## Exercise brief
Each entry has to be copied exactly, with nothing missed.

## Provided material
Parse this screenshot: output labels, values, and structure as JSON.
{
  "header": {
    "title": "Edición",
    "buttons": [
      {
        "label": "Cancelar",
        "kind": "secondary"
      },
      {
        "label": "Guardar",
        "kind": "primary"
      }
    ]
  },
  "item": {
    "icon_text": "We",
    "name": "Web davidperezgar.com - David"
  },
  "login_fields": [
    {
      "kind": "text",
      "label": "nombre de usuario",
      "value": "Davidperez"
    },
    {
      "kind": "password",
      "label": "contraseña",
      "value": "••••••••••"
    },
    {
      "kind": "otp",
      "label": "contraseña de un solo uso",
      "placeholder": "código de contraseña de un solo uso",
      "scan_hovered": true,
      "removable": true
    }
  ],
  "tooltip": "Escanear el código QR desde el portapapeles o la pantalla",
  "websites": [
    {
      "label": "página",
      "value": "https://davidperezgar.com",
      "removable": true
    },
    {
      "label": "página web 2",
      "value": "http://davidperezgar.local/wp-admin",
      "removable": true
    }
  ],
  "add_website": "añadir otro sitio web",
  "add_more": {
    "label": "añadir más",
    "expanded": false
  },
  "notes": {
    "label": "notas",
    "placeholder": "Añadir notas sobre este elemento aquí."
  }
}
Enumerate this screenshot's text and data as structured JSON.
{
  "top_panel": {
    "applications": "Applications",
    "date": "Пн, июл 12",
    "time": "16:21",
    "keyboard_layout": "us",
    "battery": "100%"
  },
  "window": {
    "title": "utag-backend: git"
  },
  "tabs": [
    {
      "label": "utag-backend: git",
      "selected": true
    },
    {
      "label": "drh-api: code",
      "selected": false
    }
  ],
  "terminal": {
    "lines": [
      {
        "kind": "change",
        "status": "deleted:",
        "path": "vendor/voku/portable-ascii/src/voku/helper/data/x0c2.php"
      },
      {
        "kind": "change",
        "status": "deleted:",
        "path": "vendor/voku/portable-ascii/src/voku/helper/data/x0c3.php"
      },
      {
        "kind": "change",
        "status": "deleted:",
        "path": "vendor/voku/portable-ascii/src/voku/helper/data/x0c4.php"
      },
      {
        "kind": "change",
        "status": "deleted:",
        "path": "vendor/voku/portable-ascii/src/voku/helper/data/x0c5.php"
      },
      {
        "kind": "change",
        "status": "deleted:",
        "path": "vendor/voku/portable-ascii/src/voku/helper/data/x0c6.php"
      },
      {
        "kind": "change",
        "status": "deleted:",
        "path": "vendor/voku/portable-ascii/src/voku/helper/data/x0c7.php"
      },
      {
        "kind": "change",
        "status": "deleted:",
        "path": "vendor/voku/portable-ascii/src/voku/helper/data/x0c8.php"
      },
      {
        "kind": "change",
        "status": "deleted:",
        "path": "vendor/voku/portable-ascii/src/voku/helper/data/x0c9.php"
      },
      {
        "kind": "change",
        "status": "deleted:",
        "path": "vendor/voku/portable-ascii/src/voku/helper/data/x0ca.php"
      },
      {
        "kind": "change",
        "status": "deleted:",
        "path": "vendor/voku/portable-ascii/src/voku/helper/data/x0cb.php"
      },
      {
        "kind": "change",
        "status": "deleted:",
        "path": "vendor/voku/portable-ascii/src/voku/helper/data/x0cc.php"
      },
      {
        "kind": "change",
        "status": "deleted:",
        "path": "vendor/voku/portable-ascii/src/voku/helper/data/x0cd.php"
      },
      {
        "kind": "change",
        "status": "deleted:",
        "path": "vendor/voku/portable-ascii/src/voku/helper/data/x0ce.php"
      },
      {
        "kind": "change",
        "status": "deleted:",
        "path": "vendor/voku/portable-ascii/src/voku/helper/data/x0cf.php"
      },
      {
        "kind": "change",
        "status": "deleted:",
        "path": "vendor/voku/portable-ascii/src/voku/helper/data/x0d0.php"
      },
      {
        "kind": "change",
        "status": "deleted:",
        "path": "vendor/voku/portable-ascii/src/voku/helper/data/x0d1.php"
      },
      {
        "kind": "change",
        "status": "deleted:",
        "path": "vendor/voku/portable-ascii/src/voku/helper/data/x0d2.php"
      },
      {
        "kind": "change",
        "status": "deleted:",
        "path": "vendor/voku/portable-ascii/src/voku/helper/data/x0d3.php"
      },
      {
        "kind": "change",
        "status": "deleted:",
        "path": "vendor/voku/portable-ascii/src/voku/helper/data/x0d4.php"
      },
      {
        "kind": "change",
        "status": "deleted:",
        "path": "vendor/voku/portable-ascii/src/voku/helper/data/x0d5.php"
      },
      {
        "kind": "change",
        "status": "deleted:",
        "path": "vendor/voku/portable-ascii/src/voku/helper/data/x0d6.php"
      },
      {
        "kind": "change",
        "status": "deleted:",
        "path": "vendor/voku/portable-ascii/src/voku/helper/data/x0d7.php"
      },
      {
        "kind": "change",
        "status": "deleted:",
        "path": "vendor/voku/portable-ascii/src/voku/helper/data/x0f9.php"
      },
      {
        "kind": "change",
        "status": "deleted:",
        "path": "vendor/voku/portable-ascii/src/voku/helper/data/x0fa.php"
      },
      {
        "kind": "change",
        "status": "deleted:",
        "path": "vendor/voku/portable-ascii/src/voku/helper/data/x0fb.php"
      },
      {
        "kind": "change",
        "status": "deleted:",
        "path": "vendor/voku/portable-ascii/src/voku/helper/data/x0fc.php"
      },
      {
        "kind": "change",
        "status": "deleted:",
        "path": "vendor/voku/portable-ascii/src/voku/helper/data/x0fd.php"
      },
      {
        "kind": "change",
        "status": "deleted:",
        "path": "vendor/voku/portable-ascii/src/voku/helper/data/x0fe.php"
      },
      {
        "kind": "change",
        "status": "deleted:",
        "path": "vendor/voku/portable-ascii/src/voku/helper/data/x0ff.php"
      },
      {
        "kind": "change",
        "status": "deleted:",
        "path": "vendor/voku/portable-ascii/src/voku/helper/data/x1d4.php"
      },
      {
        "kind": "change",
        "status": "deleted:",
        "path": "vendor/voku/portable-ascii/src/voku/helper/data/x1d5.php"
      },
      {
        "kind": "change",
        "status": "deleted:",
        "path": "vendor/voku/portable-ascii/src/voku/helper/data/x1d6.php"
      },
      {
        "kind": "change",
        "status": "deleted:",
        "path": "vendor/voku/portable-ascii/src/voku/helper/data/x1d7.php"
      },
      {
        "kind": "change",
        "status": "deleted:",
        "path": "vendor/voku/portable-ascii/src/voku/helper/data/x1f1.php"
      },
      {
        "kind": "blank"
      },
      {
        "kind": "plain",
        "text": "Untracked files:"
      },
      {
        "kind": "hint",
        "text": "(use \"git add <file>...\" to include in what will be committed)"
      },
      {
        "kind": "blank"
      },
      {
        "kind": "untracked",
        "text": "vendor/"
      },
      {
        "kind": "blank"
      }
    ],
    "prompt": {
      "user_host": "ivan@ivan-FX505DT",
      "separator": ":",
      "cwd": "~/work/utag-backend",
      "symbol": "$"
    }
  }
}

## Task result
Parse this screenshot: output labels, values, and structure as JSON.
{
  "header": {
    "title": "Edición",
    "buttons": [
      {
        "label": "Cancelar",
        "kind": "secondary"
      },
      {
        "label": "Guardar",
        "kind": "primary"
      }
    ]
  },
  "item": {
    "icon_text": "We",
    "name": "Web davidperezgar.com - David"
  },
  "login_fields": [
    {
      "kind": "text",
      "label": "nombre de usuario",
      "value": "Davidperez"
    },
    {
      "kind": "password",
      "label": "contraseña",
      "value": "••••••••••"
    },
    {
      "kind": "otp",
      "label": "contraseña de un solo uso",
      "placeholder": "código de contraseña de un solo uso",
      "scan_hovered": true,
      "removable": true
    }
  ],
  "tooltip": "Escanear el código QR desde el portapapeles o la pantalla",
  "websites": [
    {
      "label": "página",
      "value": "https://davidperezgar.com",
      "removable": true
    },
    {
      "label": "página web 2",
      "value": "http://davidperezgar.local/wp-admin",
      "removable": true
    }
  ],
  "add_website": "añadir otro sitio web",
  "add_more": {
    "label": "añadir más",
    "expanded": false
  },
  "notes": {
    "label": "notas",
    "placeholder": "Añadir notas sobre este elemento aquí."
  }
}
Enumerate this screenshot's text and data as structured JSON.
{
  "top_panel": {
    "applications": "Applications",
    "date": "Пн, июл 12",
    "time": "16:21",
    "keyboard_layout": "us",
    "battery": "100%"
  },
  "window": {
    "title": "utag-backend: git"
  },
  "tabs": [
    {
      "label": "utag-backend: git",
      "selected": true
    },
    {
      "label": "drh-api: code",
      "selected": false
    }
  ],
  "terminal": {
    "lines": [
      {
        "kind": "change",
        "status": "deleted:",
        "path": "vendor/voku/portable-ascii/src/voku/helper/data/x0c2.php"
      },
      {
        "kind": "change",
        "status": "deleted:",
        "path": "vendor/voku/portable-ascii/src/voku/helper/data/x0c3.php"
      },
      {
        "kind": "change",
        "status": "deleted:",
        "path": "vendor/voku/portable-ascii/src/voku/helper/data/x0c4.php"
      },
      {
        "kind": "change",
        "status": "deleted:",
        "path": "vendor/voku/portable-ascii/src/voku/helper/data/x0c5.php"
      },
      {
        "kind": "change",
        "status": "deleted:",
        "path": "vendor/voku/portable-ascii/src/voku/helper/data/x0c6.php"
      },
      {
        "kind": "change",
        "status": "deleted:",
        "path": "vendor/voku/portable-ascii/src/voku/helper/data/x0c7.php"
      },
      {
        "kind": "change",
        "status": "deleted:",
        "path": "vendor/voku/portable-ascii/src/voku/helper/data/x0c8.php"
      },
      {
        "kind": "change",
        "status": "deleted:",
        "path": "vendor/voku/portable-ascii/src/voku/helper/data/x0c9.php"
      },
      {
        "kind": "change",
        "status": "deleted:",
        "path": "vendor/voku/portable-ascii/src/voku/helper/data/x0ca.php"
      },
      {
        "kind": "change",
        "status": "deleted:",
        "path": "vendor/voku/portable-ascii/src/voku/helper/data/x0cb.php"
      },
      {
        "kind": "change",
        "status": "deleted:",
        "path": "vendor/voku/portable-ascii/src/voku/helper/data/x0cc.php"
      },
      {
        "kind": "change",
        "status": "deleted:",
        "path": "vendor/voku/portable-ascii/src/voku/helper/data/x0cd.php"
      },
      {
        "kind": "change",
        "status": "deleted:",
        "path": "vendor/voku/portable-ascii/src/voku/helper/data/x0ce.php"
      },
      {
        "kind": "change",
        "status": "deleted:",
        "path": "vendor/voku/portable-ascii/src/voku/helper/data/x0cf.php"
      },
      {
        "kind": "change",
        "status": "deleted:",
        "path": "vendor/voku/portable-ascii/src/voku/helper/data/x0d0.php"
      },
      {
        "kind": "change",
        "status": "deleted:",
        "path": "vendor/voku/portable-ascii/src/voku/helper/data/x0d1.php"
      },
      {
        "kind": "change",
        "status": "deleted:",
        "path": "vendor/voku/portable-ascii/src/voku/helper/data/x0d2.php"
      },
      {
        "kind": "change",
        "status": "deleted:",
        "path": "vendor/voku/portable-ascii/src/voku/helper/data/x0d3.php"
      },
      {
        "kind": "change",
        "status": "deleted:",
        "path": "vendor/voku/portable-ascii/src/voku/helper/data/x0d4.php"
      },
      {
        "kind": "change",
        "status": "deleted:",
        "path": "vendor/voku/portable-ascii/src/voku/helper/data/x0d5.php"
      },
      {
        "kind": "change",
        "status": "deleted:",
        "path": "vendor/voku/portable-ascii/src/voku/helper/data/x0d6.php"
      },
      {
        "kind": "change",
        "status": "deleted:",
        "path": "vendor/voku/portable-ascii/src/voku/helper/data/x0d7.php"
      },
      {
        "kind": "change",
        "status": "deleted:",
        "path": "vendor/voku/portable-ascii/src/voku/helper/data/x0f9.php"
      },
      {
        "kind": "change",
        "status": "deleted:",
        "path": "vendor/voku/portable-ascii/src/voku/helper/data/x0fa.php"
      },
      {
        "kind": "change",
        "status": "deleted:",
        "path": "vendor/voku/portable-ascii/src/voku/helper/data/x0fb.php"
      },
      {
        "kind": "change",
        "status": "deleted:",
        "path": "vendor/voku/portable-ascii/src/voku/helper/data/x0fc.php"
      },
      {
        "kind": "change",
        "status": "deleted:",
        "path": "vendor/voku/portable-ascii/src/voku/helper/data/x0fd.php"
      },
      {
        "kind": "change",
        "status": "deleted:",
        "path": "vendor/voku/portable-ascii/src/voku/helper/data/x0fe.php"
      },
      {
        "kind": "change",
        "status": "deleted:",
        "path": "vendor/voku/portable-ascii/src/voku/helper/data/x0ff.php"
      },
      {
        "kind": "change",
        "status": "deleted:",
        "path": "vendor/voku/portable-ascii/src/voku/helper/data/x1d4.php"
      },
      {
        "kind": "change",
        "status": "deleted:",
        "path": "vendor/voku/portable-ascii/src/voku/helper/data/x1d5.php"
      },
      {
        "kind": "change",
        "status": "deleted:",
        "path": "vendor/voku/portable-ascii/src/voku/helper/data/x1d6.php"
      },
      {
        "kind": "change",
        "status": "deleted:",
        "path": "vendor/voku/portable-ascii/src/voku/helper/data/x1d7.php"
      },
      {
        "kind": "change",
        "status": "deleted:",
        "path": "vendor/voku/portable-ascii/src/voku/helper/data/x1f1.php"
      },
      {
        "kind": "blank"
      },
      {
        "kind": "plain",
        "text": "Untracked files:"
      },
      {
        "kind": "hint",
        "text": "(use \"git add <file>...\" to include in what will be committed)"
      },
      {
        "kind": "blank"
      },
      {
        "kind": "untracked",
        "text": "vendor/"
      },
      {
        "kind": "blank"
      }
    ],
    "prompt": {
      "user_host": "ivan@ivan-FX505DT",
      "separator": ":",
      "cwd": "~/work/utag-backend",
      "symbol": "$"
    }
  }
}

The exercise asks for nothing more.